___ INFORMATION SUPPLIED

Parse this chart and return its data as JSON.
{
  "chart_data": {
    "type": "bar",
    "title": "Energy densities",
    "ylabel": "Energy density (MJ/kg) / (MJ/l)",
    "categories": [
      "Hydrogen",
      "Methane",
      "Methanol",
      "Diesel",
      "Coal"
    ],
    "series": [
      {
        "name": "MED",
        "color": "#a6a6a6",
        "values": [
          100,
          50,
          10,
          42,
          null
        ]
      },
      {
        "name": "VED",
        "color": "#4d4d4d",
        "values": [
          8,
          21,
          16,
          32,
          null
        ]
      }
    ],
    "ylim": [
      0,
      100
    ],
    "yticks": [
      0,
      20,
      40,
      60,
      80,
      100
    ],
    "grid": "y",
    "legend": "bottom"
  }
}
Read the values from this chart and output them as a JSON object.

______
___ INFORMATION SUPPLIED

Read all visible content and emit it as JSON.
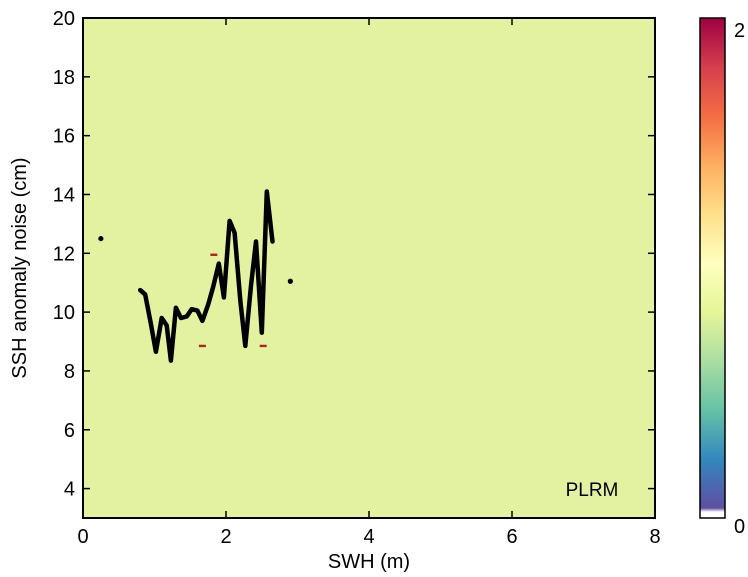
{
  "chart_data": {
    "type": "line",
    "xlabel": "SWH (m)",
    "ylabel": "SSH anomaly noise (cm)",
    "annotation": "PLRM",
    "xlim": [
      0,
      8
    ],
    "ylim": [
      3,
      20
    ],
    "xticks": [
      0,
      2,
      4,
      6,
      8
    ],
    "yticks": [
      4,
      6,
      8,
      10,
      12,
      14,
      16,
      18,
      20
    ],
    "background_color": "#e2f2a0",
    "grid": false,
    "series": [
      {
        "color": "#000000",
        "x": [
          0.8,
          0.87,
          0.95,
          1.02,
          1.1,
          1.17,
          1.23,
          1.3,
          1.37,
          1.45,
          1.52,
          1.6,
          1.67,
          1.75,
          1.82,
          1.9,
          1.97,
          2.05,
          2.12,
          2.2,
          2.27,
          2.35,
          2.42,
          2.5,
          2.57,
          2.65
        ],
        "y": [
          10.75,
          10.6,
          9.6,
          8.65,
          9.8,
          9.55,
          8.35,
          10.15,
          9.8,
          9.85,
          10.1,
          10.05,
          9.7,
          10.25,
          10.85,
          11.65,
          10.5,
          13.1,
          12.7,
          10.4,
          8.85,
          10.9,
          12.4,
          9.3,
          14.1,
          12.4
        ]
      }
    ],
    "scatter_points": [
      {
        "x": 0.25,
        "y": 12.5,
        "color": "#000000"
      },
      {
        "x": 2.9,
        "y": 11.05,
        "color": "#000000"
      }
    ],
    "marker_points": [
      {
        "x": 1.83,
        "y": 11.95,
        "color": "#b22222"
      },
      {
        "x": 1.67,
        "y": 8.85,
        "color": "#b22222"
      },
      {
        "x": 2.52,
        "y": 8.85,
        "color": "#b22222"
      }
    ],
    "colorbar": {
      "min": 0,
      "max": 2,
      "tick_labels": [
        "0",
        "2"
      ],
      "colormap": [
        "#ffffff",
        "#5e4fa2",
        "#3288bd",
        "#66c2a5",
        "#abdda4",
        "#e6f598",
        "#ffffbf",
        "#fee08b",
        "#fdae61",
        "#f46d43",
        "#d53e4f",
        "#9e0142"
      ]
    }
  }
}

______
___ INFORMATION SUPPLIED

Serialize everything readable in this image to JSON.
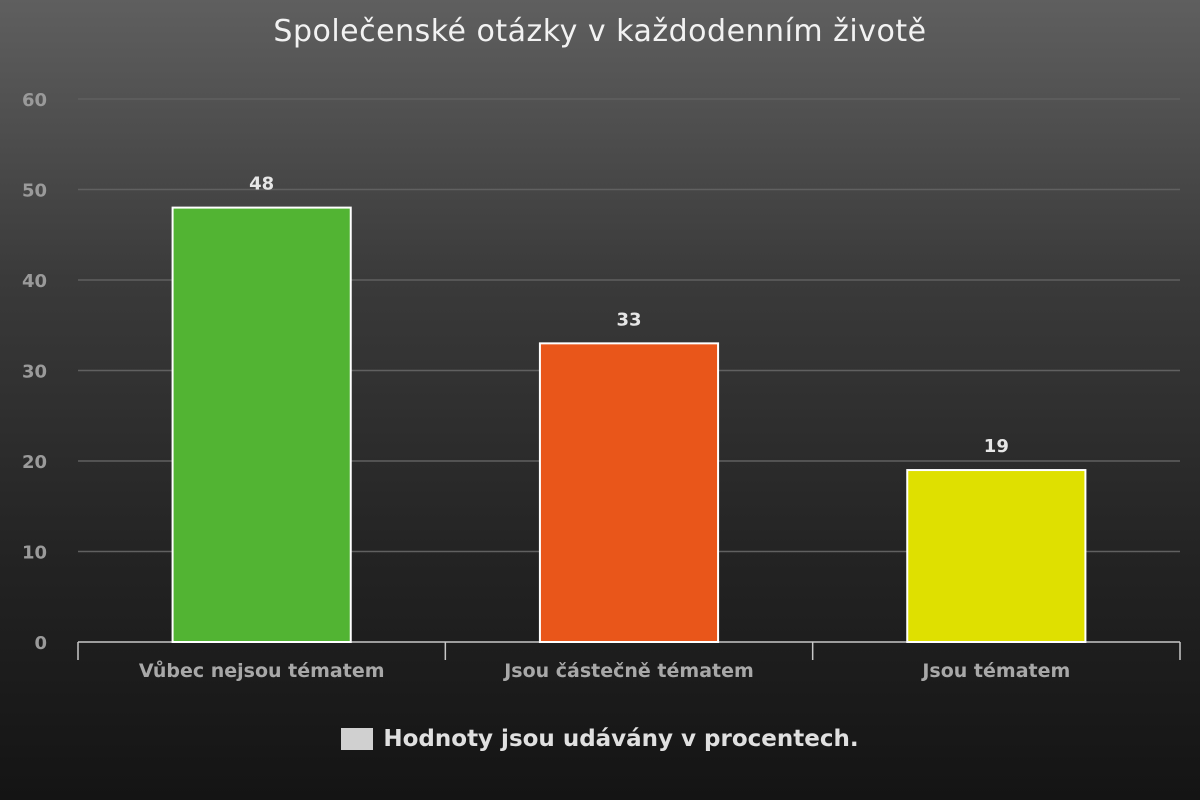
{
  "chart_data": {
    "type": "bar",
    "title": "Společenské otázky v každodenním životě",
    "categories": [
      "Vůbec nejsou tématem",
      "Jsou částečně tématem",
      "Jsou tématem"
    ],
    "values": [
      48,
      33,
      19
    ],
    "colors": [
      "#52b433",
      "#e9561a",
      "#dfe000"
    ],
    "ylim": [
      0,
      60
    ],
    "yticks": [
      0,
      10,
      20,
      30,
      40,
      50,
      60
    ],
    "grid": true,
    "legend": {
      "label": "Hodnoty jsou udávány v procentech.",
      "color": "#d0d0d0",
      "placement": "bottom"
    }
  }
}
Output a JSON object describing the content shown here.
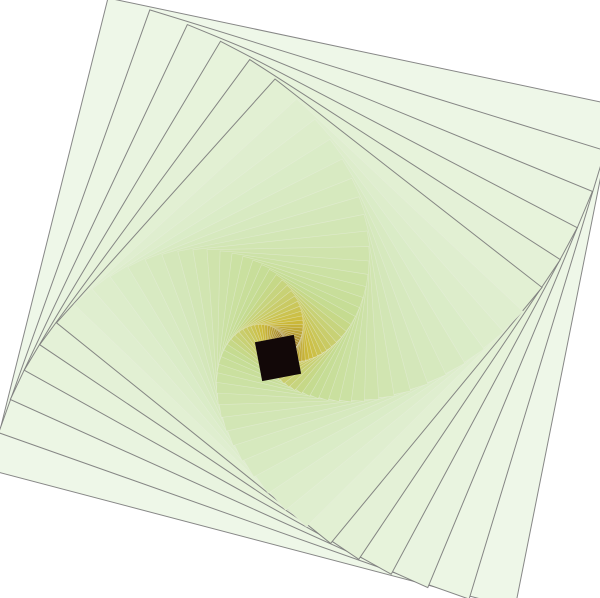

______

▸ **REQUEST**: Pictures are not part of the copy. Reproduce the lines from the one containing "Serialize everything readable" through the one containing "Output a JSON", exactly and nothing more.

▸ **EXERCISE ANSWER**:
Serialize everything readable in this image to JSON.
{
  "chart_data": {
    "type": "bar",
    "title": "Společenské otázky v každodenním životě",
    "categories": [
      "Vůbec nejsou tématem",
      "Jsou částečně tématem",
      "Jsou tématem"
    ],
    "values": [
      48,
      33,
      19
    ],
    "colors": [
      "#52b433",
      "#e9561a",
      "#dfe000"
    ],
    "ylim": [
      0,
      60
    ],
    "yticks": [
      0,
      10,
      20,
      30,
      40,
      50,
      60
    ],
    "grid": true,
    "legend": {
      "label": "Hodnoty jsou udávány v procentech.",
      "color": "#d0d0d0",
      "placement": "bottom"
    }
  }
}
Output a JSON object describing the content shown here.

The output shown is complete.